26 855
Herziening van het procesrecht voor burgerlijke zaken, in het bijzonder de wijze van procederen in eerste aanleg

nr. 9
AMENDEMENT VAN DE LEDEN SANTI EN WEEKERS

Ontvangen 15 februari 2001

De ondergetekenden stellen het volgende amendement voor:

I

Artikel 2.1.11, vierde lid, wordt als volgt gewijzigd:

A. Voor de eerste volzin wordt de volgende volzin opgenomen:

Een verklaring omtrent door haar te bewijzen feiten kan in het voordeel van de partij die haar aflegde geen bewijs opleveren.

B. In de eerste volzin wordt «De rechter kan» vervangen door: Overigens kan de rechter.

II

Artikel 2.8.16 wordt als volgt gewijzigd:

A. Voor de tekst wordt de volgende aanduiding geplaatst: 1.

B. Na het eerste lid worden twee nieuwe leden opgenomen, luidende:

2. Indien een partij als getuige is gehoord, kan haar verklaring omtrent door haar te bewijzen feiten geen bewijs in haar voordeel opleveren, tenzij de verklaring strekt ter aanvulling van onvolledig bewijs.

3. Antwoordt een partij die daartoe gehouden is, niet op de haar gestelde vragen of weigert zij haar verklaring te ondertekenen, dan kan de rechter daaraan de conclusies verbinden die hij geraden zal achten.

III

Artikel 2.8.32, vierde lid, wordt als volgt gewijzigd:

A. Voor de eerste volzin wordt de volgende volzin opgenomen:

Een verklaring omtrent door haar te bewijzen feiten kan in het voordeel van de partij die haar aflegde geen bewijs opleveren.

B. In de eerste volzin wordt «De rechter kan» vervangen door: Overigens kan de rechter.

Toelichting

De artikelen 19a, 205 en 213 Rv zijn op goede gronden en weloverwogen in de wet opgenomen. De artikelen brengen niet met zich mee dat er ongelijkheid is tussen de bewijsrechtelijke positie van de partij die wel en de partij die niet de bewijslast heeft. De strekking van de bepalingen is dat de rechter geen waarde mag toekennen aan de verklaring van een procespartij die de bewijsopdracht heeft. Wel is een dergelijke verklaring in het geval van artikel 213 Rv van belang indien er een begin van bewijs is en de procespartij die met het bewijs belast is, onder ede als getuige wordt gehoord en zijn getuigenverklaring strekt ter aanvulling van onvolledig bewijs.

Het vorenstaande is niet in strijd met het zgn. DOMBO-arrest.

• JOUW OPDRACHT
Beantwoord de volgende vragen over het amendement:
(a) Op welke datum is het amendement ontvangen?
(b) Waardoor wordt «De rechter kan» in de eerste volzin van artikel 2.1.11, vierde lid, vervangen?
(c) Welke artikelen van Rv zijn volgens de toelichting op goede gronden in de wet opgenomen?

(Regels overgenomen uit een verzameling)
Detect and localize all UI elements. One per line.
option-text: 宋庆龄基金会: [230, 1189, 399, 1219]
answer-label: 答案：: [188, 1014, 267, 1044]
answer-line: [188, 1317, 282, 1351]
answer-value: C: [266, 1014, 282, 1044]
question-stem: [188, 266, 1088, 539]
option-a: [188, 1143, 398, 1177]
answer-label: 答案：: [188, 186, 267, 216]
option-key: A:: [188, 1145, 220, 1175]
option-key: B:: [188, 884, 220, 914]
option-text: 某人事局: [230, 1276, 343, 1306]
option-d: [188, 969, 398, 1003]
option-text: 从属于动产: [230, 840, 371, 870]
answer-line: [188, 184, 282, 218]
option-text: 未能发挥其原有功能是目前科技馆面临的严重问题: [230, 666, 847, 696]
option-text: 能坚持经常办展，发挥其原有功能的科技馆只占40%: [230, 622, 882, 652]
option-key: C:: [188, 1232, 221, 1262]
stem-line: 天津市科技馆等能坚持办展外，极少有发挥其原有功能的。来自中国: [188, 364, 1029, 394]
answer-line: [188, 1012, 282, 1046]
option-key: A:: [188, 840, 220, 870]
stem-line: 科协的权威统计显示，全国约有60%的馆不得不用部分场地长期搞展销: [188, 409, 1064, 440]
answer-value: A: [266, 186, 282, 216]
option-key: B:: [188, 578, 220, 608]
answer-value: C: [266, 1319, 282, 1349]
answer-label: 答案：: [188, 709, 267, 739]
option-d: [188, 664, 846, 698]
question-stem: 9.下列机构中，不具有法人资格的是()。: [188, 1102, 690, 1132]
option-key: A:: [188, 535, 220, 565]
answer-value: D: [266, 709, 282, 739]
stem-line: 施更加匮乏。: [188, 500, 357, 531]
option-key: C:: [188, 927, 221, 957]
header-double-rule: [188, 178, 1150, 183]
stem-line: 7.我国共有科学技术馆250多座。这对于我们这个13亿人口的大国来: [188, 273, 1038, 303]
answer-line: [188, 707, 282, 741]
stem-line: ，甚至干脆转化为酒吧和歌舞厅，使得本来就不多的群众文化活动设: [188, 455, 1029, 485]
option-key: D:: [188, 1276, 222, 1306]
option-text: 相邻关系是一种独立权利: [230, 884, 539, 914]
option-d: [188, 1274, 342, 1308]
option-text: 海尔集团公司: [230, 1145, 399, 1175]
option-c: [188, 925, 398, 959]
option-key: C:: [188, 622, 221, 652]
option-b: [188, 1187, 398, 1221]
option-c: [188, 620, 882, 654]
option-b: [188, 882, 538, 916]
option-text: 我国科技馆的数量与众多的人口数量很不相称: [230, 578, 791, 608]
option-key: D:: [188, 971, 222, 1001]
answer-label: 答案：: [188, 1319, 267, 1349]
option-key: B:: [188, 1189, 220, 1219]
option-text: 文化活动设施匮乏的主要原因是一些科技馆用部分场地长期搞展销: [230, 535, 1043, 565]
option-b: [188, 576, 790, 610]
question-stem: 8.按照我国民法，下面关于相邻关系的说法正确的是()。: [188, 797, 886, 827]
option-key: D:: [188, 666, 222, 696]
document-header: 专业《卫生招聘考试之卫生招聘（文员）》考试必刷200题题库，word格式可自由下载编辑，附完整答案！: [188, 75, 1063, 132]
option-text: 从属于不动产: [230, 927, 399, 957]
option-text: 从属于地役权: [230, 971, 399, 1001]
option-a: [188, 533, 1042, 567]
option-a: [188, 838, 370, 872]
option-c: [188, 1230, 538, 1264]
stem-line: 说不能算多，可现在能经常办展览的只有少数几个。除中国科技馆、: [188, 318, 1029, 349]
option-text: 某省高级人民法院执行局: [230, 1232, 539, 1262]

• ANTWOORDRUIMTE
(a) 15 februari 2001
(b) Overigens kan de rechter
(c) De artikelen 19a, 205 en 213 Rv